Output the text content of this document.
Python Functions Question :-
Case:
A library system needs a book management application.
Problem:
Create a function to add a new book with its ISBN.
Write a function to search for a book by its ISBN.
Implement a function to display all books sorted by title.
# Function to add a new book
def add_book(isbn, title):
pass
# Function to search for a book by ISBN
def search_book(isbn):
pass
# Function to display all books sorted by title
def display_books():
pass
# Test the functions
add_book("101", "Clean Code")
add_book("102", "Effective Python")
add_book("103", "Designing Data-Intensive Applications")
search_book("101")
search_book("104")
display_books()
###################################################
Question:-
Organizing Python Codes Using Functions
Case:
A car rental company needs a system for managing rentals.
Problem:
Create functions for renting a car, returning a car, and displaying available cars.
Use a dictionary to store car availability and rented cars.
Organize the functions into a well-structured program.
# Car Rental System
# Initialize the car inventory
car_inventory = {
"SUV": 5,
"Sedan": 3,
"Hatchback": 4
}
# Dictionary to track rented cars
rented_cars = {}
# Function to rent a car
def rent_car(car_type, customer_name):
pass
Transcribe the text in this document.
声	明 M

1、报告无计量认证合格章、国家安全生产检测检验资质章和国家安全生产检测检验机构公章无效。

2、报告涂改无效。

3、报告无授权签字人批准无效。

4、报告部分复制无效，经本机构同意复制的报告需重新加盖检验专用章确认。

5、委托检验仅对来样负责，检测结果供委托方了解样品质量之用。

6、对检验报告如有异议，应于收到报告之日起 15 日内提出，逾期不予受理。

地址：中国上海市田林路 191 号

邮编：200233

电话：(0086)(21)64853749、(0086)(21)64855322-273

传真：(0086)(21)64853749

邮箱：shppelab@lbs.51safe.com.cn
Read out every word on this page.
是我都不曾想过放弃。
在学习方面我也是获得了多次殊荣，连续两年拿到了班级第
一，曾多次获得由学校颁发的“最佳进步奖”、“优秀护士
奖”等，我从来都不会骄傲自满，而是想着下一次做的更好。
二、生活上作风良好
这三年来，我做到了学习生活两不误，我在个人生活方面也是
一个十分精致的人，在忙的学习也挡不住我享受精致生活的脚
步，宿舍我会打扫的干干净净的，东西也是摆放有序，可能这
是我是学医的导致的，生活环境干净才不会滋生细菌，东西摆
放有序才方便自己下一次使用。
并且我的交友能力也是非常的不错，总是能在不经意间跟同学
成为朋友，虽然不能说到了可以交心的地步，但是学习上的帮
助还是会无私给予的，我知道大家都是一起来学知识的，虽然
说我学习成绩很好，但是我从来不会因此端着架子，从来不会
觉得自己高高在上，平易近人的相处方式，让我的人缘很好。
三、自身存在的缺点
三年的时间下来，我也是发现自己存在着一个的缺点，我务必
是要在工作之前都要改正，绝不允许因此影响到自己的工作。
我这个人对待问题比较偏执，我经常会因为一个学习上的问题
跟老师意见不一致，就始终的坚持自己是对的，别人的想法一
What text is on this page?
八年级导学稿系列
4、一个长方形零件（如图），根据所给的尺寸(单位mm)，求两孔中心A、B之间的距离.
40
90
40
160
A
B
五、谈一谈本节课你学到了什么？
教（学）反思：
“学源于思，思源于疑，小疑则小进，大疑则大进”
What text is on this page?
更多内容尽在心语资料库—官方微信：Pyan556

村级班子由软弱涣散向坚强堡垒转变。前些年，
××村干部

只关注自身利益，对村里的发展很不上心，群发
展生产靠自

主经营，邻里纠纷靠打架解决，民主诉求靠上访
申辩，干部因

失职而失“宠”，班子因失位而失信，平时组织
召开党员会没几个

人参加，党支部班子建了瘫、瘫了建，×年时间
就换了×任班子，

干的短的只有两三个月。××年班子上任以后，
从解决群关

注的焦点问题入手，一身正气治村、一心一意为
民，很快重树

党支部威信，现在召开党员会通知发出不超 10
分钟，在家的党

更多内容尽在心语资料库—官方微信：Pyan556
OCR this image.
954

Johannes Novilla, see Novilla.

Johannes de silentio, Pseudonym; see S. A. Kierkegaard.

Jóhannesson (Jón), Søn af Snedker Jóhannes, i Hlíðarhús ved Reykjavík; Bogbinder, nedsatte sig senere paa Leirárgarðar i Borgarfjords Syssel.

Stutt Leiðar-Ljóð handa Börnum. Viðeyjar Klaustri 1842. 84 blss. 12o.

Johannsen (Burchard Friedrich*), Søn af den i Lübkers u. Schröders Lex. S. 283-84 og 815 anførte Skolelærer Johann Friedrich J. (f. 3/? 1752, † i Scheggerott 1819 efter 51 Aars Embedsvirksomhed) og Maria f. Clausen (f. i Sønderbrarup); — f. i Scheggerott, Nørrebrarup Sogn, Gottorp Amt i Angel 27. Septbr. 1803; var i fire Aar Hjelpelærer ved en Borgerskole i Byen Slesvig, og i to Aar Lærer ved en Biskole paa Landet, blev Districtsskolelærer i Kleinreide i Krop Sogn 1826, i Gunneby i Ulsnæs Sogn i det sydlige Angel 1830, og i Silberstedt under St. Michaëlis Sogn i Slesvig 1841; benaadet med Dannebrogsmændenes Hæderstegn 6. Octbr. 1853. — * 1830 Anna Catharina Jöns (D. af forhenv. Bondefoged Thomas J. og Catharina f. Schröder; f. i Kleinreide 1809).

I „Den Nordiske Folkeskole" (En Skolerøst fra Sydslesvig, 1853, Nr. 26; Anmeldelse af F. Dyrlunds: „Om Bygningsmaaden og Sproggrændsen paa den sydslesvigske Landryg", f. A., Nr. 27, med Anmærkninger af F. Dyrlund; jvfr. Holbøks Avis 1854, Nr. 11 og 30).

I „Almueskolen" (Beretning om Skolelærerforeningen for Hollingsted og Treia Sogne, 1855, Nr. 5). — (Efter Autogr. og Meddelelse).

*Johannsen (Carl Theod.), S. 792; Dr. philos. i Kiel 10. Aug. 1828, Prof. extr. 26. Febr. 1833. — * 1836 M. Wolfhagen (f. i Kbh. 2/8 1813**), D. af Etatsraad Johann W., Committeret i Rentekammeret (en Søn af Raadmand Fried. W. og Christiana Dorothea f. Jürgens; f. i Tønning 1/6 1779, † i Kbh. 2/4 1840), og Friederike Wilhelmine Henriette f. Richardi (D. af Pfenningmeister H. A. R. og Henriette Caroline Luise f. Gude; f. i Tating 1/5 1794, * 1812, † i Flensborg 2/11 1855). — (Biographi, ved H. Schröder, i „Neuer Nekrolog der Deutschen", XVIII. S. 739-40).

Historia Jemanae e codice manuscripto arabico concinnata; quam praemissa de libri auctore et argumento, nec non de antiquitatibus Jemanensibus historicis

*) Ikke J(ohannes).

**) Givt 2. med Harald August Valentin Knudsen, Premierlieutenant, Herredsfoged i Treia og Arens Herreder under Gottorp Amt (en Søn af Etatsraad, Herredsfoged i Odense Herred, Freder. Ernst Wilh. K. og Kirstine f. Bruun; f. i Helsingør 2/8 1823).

» Work required:
Reproduce each entry from the records above, character for character.

» Final answer:
Output the text content of this document.
Python Functions Question :-
Case:
A library system needs a book management application.
Problem:
Create a function to add a new book with its ISBN.
Write a function to search for a book by its ISBN.
Implement a function to display all books sorted by title.
# Function to add a new book
def add_book(isbn, title):
pass
# Function to search for a book by ISBN
def search_book(isbn):
pass
# Function to display all books sorted by title
def display_books():
pass
# Test the functions
add_book("101", "Clean Code")
add_book("102", "Effective Python")
add_book("103", "Designing Data-Intensive Applications")
search_book("101")
search_book("104")
display_books()
###################################################
Question:-
Organizing Python Codes Using Functions
Case:
A car rental company needs a system for managing rentals.
Problem:
Create functions for renting a car, returning a car, and displaying available cars.
Use a dictionary to store car availability and rented cars.
Organize the functions into a well-structured program.
# Car Rental System
# Initialize the car inventory
car_inventory = {
"SUV": 5,
"Sedan": 3,
"Hatchback": 4
}
# Dictionary to track rented cars
rented_cars = {}
# Function to rent a car
def rent_car(car_type, customer_name):
pass
Transcribe the text in this document.
声	明 M

1、报告无计量认证合格章、国家安全生产检测检验资质章和国家安全生产检测检验机构公章无效。

2、报告涂改无效。

3、报告无授权签字人批准无效。

4、报告部分复制无效，经本机构同意复制的报告需重新加盖检验专用章确认。

5、委托检验仅对来样负责，检测结果供委托方了解样品质量之用。

6、对检验报告如有异议，应于收到报告之日起 15 日内提出，逾期不予受理。

地址：中国上海市田林路 191 号

邮编：200233

电话：(0086)(21)64853749、(0086)(21)64855322-273

传真：(0086)(21)64853749

邮箱：shppelab@lbs.51safe.com.cn
Read out every word on this page.
是我都不曾想过放弃。
在学习方面我也是获得了多次殊荣，连续两年拿到了班级第
一，曾多次获得由学校颁发的“最佳进步奖”、“优秀护士
奖”等，我从来都不会骄傲自满，而是想着下一次做的更好。
二、生活上作风良好
这三年来，我做到了学习生活两不误，我在个人生活方面也是
一个十分精致的人，在忙的学习也挡不住我享受精致生活的脚
步，宿舍我会打扫的干干净净的，东西也是摆放有序，可能这
是我是学医的导致的，生活环境干净才不会滋生细菌，东西摆
放有序才方便自己下一次使用。
并且我的交友能力也是非常的不错，总是能在不经意间跟同学
成为朋友，虽然不能说到了可以交心的地步，但是学习上的帮
助还是会无私给予的，我知道大家都是一起来学知识的，虽然
说我学习成绩很好，但是我从来不会因此端着架子，从来不会
觉得自己高高在上，平易近人的相处方式，让我的人缘很好。
三、自身存在的缺点
三年的时间下来，我也是发现自己存在着一个的缺点，我务必
是要在工作之前都要改正，绝不允许因此影响到自己的工作。
我这个人对待问题比较偏执，我经常会因为一个学习上的问题
跟老师意见不一致，就始终的坚持自己是对的，别人的想法一
What text is on this page?
八年级导学稿系列
4、一个长方形零件（如图），根据所给的尺寸(单位mm)，求两孔中心A、B之间的距离.
40
90
40
160
A
B
五、谈一谈本节课你学到了什么？
教（学）反思：
“学源于思，思源于疑，小疑则小进，大疑则大进”
What text is on this page?
更多内容尽在心语资料库—官方微信：Pyan556

村级班子由软弱涣散向坚强堡垒转变。前些年，
××村干部

只关注自身利益，对村里的发展很不上心，群发
展生产靠自

主经营，邻里纠纷靠打架解决，民主诉求靠上访
申辩，干部因

失职而失“宠”，班子因失位而失信，平时组织
召开党员会没几个

人参加，党支部班子建了瘫、瘫了建，×年时间
就换了×任班子，

干的短的只有两三个月。××年班子上任以后，
从解决群关

注的焦点问题入手，一身正气治村、一心一意为
民，很快重树

党支部威信，现在召开党员会通知发出不超 10
分钟，在家的党

更多内容尽在心语资料库—官方微信：Pyan556
OCR this image.
954

Johannes Novilla, see Novilla.

Johannes de silentio, Pseudonym; see S. A. Kierkegaard.

Jóhannesson (Jón), Søn af Snedker Jóhannes, i Hlíðarhús ved Reykjavík; Bogbinder, nedsatte sig senere paa Leirárgarðar i Borgarfjords Syssel.

Stutt Leiðar-Ljóð handa Börnum. Viðeyjar Klaustri 1842. 84 blss. 12o.

Johannsen (Burchard Friedrich*), Søn af den i Lübkers u. Schröders Lex. S. 283-84 og 815 anførte Skolelærer Johann Friedrich J. (f. 3/? 1752, † i Scheggerott 1819 efter 51 Aars Embedsvirksomhed) og Maria f. Clausen (f. i Sønderbrarup); — f. i Scheggerott, Nørrebrarup Sogn, Gottorp Amt i Angel 27. Septbr. 1803; var i fire Aar Hjelpelærer ved en Borgerskole i Byen Slesvig, og i to Aar Lærer ved en Biskole paa Landet, blev Districtsskolelærer i Kleinreide i Krop Sogn 1826, i Gunneby i Ulsnæs Sogn i det sydlige Angel 1830, og i Silberstedt under St. Michaëlis Sogn i Slesvig 1841; benaadet med Dannebrogsmændenes Hæderstegn 6. Octbr. 1853. — * 1830 Anna Catharina Jöns (D. af forhenv. Bondefoged Thomas J. og Catharina f. Schröder; f. i Kleinreide 1809).

I „Den Nordiske Folkeskole" (En Skolerøst fra Sydslesvig, 1853, Nr. 26; Anmeldelse af F. Dyrlunds: „Om Bygningsmaaden og Sproggrændsen paa den sydslesvigske Landryg", f. A., Nr. 27, med Anmærkninger af F. Dyrlund; jvfr. Holbøks Avis 1854, Nr. 11 og 30).

I „Almueskolen" (Beretning om Skolelærerforeningen for Hollingsted og Treia Sogne, 1855, Nr. 5). — (Efter Autogr. og Meddelelse).

*Johannsen (Carl Theod.), S. 792; Dr. philos. i Kiel 10. Aug. 1828, Prof. extr. 26. Febr. 1833. — * 1836 M. Wolfhagen (f. i Kbh. 2/8 1813**), D. af Etatsraad Johann W., Committeret i Rentekammeret (en Søn af Raadmand Fried. W. og Christiana Dorothea f. Jürgens; f. i Tønning 1/6 1779, † i Kbh. 2/4 1840), og Friederike Wilhelmine Henriette f. Richardi (D. af Pfenningmeister H. A. R. og Henriette Caroline Luise f. Gude; f. i Tating 1/5 1794, * 1812, † i Flensborg 2/11 1855). — (Biographi, ved H. Schröder, i „Neuer Nekrolog der Deutschen", XVIII. S. 739-40).

Historia Jemanae e codice manuscripto arabico concinnata; quam praemissa de libri auctore et argumento, nec non de antiquitatibus Jemanensibus historicis

*) Ikke J(ohannes).

**) Givt 2. med Harald August Valentin Knudsen, Premierlieutenant, Herredsfoged i Treia og Arens Herreder under Gottorp Amt (en Søn af Etatsraad, Herredsfoged i Odense Herred, Freder. Ernst Wilh. K. og Kirstine f. Bruun; f. i Helsingør 2/8 1823).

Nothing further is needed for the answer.